-- start Source material --
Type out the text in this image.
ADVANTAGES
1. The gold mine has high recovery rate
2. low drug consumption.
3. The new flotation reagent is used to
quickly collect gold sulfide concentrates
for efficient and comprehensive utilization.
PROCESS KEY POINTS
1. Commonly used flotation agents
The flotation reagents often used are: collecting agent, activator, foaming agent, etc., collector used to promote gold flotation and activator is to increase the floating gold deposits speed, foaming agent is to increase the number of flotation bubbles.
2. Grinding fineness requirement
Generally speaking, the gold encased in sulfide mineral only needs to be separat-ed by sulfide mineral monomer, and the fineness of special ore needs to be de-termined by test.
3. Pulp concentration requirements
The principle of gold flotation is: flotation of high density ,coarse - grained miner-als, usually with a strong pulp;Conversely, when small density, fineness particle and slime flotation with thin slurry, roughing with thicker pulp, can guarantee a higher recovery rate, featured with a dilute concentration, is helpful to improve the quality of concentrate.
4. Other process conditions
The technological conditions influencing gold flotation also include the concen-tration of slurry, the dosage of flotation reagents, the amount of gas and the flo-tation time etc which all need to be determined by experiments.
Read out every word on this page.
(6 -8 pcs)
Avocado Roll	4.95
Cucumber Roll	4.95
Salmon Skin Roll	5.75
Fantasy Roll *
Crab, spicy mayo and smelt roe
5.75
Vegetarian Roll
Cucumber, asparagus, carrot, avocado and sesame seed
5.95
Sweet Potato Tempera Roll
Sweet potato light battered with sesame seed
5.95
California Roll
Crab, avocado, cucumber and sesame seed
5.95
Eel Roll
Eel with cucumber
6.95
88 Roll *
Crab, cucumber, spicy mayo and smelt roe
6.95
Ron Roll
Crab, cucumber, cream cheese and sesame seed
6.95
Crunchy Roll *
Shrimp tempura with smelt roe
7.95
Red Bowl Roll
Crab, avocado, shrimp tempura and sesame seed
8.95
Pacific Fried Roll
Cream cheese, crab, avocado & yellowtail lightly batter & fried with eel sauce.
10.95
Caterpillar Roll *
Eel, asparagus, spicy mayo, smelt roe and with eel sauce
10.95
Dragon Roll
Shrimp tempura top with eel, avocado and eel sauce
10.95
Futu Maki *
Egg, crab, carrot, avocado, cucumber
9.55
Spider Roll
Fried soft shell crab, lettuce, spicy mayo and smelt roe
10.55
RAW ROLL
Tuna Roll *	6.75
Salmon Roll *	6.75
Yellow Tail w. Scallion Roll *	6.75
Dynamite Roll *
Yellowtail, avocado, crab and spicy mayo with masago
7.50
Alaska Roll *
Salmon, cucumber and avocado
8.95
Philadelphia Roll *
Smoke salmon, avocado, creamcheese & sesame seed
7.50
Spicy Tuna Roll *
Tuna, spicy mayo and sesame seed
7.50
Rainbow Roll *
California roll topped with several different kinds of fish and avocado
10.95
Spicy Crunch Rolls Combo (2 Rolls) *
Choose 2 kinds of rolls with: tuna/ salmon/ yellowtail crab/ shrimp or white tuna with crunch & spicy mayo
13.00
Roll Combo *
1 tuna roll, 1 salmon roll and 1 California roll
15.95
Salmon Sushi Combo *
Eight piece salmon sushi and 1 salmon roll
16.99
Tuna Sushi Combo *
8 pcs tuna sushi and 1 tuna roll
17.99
-- end Source material --
### Written instruction:
Report how many lines include the word "Combo". Give nothing but the number.

### Result of this exercise:
4